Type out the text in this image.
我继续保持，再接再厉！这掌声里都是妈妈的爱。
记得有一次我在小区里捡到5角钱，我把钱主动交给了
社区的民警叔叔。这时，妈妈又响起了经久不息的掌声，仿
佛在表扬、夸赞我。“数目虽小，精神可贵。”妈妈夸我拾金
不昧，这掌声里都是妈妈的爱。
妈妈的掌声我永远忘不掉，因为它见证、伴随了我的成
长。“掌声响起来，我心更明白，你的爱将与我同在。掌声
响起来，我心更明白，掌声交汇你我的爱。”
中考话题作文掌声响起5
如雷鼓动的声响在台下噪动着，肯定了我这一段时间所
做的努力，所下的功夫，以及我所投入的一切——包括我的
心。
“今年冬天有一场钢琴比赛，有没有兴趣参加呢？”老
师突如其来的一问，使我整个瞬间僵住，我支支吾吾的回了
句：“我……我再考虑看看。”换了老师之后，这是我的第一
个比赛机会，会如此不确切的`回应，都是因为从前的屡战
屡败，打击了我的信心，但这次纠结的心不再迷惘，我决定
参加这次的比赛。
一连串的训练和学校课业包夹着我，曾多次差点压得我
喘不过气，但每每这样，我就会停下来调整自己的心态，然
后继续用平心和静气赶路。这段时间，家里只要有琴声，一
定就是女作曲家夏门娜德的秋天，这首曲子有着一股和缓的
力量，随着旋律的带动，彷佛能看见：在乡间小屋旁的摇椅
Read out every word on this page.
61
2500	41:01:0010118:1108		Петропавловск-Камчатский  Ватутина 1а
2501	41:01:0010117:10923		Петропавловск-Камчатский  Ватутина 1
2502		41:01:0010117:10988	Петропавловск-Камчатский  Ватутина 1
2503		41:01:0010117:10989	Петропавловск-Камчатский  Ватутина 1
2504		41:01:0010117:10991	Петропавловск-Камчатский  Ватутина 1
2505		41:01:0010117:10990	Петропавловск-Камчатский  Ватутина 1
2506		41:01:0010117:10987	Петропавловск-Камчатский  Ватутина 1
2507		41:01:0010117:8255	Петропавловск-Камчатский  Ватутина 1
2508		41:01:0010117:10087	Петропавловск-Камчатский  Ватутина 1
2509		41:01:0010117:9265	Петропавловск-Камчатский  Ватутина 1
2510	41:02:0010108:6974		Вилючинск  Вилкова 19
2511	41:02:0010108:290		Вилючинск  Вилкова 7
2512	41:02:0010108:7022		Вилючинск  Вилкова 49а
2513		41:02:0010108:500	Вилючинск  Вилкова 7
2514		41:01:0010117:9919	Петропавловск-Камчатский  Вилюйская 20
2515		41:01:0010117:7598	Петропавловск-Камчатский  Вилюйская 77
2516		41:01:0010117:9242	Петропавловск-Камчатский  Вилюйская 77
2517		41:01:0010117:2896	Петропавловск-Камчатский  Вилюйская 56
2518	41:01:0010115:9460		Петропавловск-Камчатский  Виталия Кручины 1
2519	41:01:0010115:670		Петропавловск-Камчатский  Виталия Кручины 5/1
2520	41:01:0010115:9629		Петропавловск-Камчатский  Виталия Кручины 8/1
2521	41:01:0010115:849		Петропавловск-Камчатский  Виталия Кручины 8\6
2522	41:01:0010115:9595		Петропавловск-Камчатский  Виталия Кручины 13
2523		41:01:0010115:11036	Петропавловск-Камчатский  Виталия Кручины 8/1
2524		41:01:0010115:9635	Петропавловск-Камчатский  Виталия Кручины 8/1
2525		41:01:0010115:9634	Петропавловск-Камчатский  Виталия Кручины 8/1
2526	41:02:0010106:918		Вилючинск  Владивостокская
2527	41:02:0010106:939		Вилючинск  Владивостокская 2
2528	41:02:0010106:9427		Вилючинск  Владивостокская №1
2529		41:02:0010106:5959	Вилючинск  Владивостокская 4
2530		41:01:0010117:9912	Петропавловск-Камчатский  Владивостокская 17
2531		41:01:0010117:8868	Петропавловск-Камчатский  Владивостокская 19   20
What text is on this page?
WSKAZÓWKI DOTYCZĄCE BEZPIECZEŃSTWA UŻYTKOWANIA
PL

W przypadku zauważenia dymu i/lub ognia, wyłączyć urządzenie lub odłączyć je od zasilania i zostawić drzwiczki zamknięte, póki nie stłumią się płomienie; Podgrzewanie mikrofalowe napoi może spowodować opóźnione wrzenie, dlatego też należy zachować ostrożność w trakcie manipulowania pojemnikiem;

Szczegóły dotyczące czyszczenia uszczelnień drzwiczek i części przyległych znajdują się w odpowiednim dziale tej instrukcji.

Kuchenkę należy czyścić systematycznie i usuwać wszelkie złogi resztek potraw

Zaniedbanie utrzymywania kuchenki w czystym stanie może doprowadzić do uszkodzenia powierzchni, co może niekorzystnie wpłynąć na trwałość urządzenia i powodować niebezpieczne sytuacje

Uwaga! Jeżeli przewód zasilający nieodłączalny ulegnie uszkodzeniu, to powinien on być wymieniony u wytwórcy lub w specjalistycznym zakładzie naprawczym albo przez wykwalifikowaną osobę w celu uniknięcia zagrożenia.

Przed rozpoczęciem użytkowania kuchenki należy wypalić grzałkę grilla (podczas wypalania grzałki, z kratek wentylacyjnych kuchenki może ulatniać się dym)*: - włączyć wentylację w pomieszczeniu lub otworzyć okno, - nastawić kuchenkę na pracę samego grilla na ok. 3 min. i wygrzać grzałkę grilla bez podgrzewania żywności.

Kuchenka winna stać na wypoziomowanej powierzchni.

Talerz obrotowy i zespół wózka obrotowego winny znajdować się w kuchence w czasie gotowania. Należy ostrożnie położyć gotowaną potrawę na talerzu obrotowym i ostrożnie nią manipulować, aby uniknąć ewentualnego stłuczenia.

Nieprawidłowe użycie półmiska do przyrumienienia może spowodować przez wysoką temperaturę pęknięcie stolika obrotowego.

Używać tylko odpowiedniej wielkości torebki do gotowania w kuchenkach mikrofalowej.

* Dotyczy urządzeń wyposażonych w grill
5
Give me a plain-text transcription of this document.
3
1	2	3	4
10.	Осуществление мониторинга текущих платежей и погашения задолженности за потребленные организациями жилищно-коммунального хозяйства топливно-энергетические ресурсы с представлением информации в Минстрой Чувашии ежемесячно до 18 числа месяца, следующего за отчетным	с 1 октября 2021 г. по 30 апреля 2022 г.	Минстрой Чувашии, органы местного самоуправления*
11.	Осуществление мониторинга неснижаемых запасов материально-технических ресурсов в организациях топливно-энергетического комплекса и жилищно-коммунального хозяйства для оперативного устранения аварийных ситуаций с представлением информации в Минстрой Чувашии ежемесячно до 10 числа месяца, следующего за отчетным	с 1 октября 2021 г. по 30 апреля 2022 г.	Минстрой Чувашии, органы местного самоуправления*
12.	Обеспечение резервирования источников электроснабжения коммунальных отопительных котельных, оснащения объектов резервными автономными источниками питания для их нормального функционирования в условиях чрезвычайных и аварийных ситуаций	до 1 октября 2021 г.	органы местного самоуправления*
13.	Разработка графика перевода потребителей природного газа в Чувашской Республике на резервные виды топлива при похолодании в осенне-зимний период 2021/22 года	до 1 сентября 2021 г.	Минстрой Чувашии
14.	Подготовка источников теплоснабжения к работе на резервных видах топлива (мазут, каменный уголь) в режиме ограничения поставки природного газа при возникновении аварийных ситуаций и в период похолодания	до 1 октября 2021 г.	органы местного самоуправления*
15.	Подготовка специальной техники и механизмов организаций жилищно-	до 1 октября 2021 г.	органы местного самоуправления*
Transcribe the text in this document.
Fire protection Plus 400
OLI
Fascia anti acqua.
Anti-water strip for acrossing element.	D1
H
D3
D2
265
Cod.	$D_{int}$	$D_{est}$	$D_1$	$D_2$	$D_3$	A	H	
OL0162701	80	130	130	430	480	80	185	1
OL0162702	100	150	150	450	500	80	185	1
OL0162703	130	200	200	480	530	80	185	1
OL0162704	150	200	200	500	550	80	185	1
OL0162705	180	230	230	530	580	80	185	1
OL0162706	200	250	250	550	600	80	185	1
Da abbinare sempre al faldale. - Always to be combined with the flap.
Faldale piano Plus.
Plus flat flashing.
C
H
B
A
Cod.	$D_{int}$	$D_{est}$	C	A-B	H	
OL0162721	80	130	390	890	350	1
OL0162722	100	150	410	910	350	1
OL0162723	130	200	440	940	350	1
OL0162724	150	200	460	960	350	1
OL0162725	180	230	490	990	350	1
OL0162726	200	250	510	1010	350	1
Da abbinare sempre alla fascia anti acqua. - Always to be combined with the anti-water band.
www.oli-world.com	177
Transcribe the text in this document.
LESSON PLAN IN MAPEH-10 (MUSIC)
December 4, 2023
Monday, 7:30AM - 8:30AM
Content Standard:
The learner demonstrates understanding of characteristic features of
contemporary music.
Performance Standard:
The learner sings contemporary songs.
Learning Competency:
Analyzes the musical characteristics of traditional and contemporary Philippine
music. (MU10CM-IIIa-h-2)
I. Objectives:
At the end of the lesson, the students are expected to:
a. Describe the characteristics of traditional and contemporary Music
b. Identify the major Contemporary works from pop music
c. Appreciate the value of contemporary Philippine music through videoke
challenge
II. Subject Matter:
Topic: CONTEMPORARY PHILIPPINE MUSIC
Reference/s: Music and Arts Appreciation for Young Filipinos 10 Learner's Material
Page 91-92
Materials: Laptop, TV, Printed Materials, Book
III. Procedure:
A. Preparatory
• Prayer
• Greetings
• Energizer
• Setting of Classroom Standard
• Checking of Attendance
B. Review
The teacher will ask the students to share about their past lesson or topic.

_EXERCISE GOAL_. Scan the data above and copy every line with "Вилкова" in it.

_RESULT OF THIS EXERCISE_.
2510	41:02:0010108:6974		Вилючинск  Вилкова 19
2511	41:02:0010108:290		Вилючинск  Вилкова 7
2512	41:02:0010108:7022		Вилючинск  Вилкова 49а
2513		41:02:0010108:500	Вилючинск  Вилкова 7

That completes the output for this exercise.